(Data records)
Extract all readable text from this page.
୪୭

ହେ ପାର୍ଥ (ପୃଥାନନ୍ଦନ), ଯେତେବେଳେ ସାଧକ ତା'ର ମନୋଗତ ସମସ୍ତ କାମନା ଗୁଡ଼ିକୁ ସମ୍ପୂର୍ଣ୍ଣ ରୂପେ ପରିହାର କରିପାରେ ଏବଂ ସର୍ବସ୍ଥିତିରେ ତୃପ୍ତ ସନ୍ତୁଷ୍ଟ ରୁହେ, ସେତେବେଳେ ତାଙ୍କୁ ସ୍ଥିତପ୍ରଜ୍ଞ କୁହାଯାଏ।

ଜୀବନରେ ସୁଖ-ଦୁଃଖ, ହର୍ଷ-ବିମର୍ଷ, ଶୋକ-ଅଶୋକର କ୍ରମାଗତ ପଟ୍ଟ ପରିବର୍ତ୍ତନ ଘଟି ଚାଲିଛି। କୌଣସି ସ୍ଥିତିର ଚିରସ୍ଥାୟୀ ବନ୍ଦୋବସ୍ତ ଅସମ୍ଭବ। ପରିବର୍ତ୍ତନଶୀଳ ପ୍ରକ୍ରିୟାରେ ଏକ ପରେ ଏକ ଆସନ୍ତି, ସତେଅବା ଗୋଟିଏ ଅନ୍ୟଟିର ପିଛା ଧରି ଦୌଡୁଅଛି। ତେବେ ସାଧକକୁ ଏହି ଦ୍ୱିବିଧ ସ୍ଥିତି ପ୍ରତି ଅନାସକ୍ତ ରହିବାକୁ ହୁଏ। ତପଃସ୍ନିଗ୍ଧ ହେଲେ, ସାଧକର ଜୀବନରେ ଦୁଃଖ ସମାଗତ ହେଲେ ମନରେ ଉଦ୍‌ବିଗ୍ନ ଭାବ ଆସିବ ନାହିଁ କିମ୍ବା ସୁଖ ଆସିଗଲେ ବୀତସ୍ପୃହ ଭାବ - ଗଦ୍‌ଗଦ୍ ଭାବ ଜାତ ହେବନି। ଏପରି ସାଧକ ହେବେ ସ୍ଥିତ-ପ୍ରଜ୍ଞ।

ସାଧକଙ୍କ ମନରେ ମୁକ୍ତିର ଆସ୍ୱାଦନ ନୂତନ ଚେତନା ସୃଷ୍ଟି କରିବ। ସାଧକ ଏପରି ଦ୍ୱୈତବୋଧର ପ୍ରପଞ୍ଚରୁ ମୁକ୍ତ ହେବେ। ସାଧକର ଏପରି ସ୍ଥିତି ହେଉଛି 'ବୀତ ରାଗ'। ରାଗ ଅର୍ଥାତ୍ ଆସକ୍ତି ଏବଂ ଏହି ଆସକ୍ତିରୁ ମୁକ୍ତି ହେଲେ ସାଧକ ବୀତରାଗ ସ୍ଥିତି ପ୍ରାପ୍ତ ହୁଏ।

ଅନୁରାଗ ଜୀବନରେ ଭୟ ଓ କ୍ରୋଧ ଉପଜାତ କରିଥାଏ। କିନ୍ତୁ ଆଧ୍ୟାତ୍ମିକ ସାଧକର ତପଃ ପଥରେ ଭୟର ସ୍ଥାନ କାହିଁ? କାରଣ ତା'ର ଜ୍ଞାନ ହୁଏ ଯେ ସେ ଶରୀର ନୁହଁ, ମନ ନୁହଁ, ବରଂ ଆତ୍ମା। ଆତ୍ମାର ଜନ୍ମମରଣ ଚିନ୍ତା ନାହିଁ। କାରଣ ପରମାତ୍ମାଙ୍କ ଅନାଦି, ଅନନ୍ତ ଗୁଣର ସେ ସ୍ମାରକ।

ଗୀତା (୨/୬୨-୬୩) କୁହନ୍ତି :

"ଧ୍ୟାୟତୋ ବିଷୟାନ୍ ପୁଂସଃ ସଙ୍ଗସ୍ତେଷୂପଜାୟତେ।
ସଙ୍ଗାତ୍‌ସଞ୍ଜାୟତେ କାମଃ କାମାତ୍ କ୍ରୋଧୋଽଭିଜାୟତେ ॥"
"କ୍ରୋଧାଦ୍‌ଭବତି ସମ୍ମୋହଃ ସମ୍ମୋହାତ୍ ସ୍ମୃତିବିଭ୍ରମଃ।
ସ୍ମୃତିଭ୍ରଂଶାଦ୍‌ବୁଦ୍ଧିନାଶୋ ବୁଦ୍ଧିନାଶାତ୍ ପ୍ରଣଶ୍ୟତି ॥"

### EXERCISE AIM
Transcribe all lines as written.

### COMPLETED EXERCISE
Extract all readable text from this page.
୪୭

ହେ ପାର୍ଥ (ପୃଥାନନ୍ଦନ), ଯେତେବେଳେ ସାଧକ ତା'ର ମନୋଗତ ସମସ୍ତ କାମନା ଗୁଡ଼ିକୁ ସମ୍ପୂର୍ଣ୍ଣ ରୂପେ ପରିହାର କରିପାରେ ଏବଂ ସର୍ବସ୍ଥିତିରେ ତୃପ୍ତ ସନ୍ତୁଷ୍ଟ ରୁହେ, ସେତେବେଳେ ତାଙ୍କୁ ସ୍ଥିତପ୍ରଜ୍ଞ କୁହାଯାଏ।

ଜୀବନରେ ସୁଖ-ଦୁଃଖ, ହର୍ଷ-ବିମର୍ଷ, ଶୋକ-ଅଶୋକର କ୍ରମାଗତ ପଟ୍ଟ ପରିବର୍ତ୍ତନ ଘଟି ଚାଲିଛି। କୌଣସି ସ୍ଥିତିର ଚିରସ୍ଥାୟୀ ବନ୍ଦୋବସ୍ତ ଅସମ୍ଭବ। ପରିବର୍ତ୍ତନଶୀଳ ପ୍ରକ୍ରିୟାରେ ଏକ ପରେ ଏକ ଆସନ୍ତି, ସତେଅବା ଗୋଟିଏ ଅନ୍ୟଟିର ପିଛା ଧରି ଦୌଡୁଅଛି। ତେବେ ସାଧକକୁ ଏହି ଦ୍ୱିବିଧ ସ୍ଥିତି ପ୍ରତି ଅନାସକ୍ତ ରହିବାକୁ ହୁଏ। ତପଃସ୍ନିଗ୍ଧ ହେଲେ, ସାଧକର ଜୀବନରେ ଦୁଃଖ ସମାଗତ ହେଲେ ମନରେ ଉଦ୍‌ବିଗ୍ନ ଭାବ ଆସିବ ନାହିଁ କିମ୍ବା ସୁଖ ଆସିଗଲେ ବୀତସ୍ପୃହ ଭାବ - ଗଦ୍‌ଗଦ୍ ଭାବ ଜାତ ହେବନି। ଏପରି ସାଧକ ହେବେ ସ୍ଥିତ-ପ୍ରଜ୍ଞ।

ସାଧକଙ୍କ ମନରେ ମୁକ୍ତିର ଆସ୍ୱାଦନ ନୂତନ ଚେତନା ସୃଷ୍ଟି କରିବ। ସାଧକ ଏପରି ଦ୍ୱୈତବୋଧର ପ୍ରପଞ୍ଚରୁ ମୁକ୍ତ ହେବେ। ସାଧକର ଏପରି ସ୍ଥିତି ହେଉଛି 'ବୀତ ରାଗ'। ରାଗ ଅର୍ଥାତ୍ ଆସକ୍ତି ଏବଂ ଏହି ଆସକ୍ତିରୁ ମୁକ୍ତି ହେଲେ ସାଧକ ବୀତରାଗ ସ୍ଥିତି ପ୍ରାପ୍ତ ହୁଏ।

ଅନୁରାଗ ଜୀବନରେ ଭୟ ଓ କ୍ରୋଧ ଉପଜାତ କରିଥାଏ। କିନ୍ତୁ ଆଧ୍ୟାତ୍ମିକ ସାଧକର ତପଃ ପଥରେ ଭୟର ସ୍ଥାନ କାହିଁ? କାରଣ ତା'ର ଜ୍ଞାନ ହୁଏ ଯେ ସେ ଶରୀର ନୁହଁ, ମନ ନୁହଁ, ବରଂ ଆତ୍ମା। ଆତ୍ମାର ଜନ୍ମମରଣ ଚିନ୍ତା ନାହିଁ। କାରଣ ପରମାତ୍ମାଙ୍କ ଅନାଦି, ଅନନ୍ତ ଗୁଣର ସେ ସ୍ମାରକ।

ଗୀତା (୨/୬୨-୬୩) କୁହନ୍ତି :

"ଧ୍ୟାୟତୋ ବିଷୟାନ୍ ପୁଂସଃ ସଙ୍ଗସ୍ତେଷୂପଜାୟତେ।
ସଙ୍ଗାତ୍‌ସଞ୍ଜାୟତେ କାମଃ କାମାତ୍ କ୍ରୋଧୋଽଭିଜାୟତେ ॥"
"କ୍ରୋଧାଦ୍‌ଭବତି ସମ୍ମୋହଃ ସମ୍ମୋହାତ୍ ସ୍ମୃତିବିଭ୍ରମଃ।
ସ୍ମୃତିଭ୍ରଂଶାଦ୍‌ବୁଦ୍ଧିନାଶୋ ବୁଦ୍ଧିନାଶାତ୍ ପ୍ରଣଶ୍ୟତି ॥"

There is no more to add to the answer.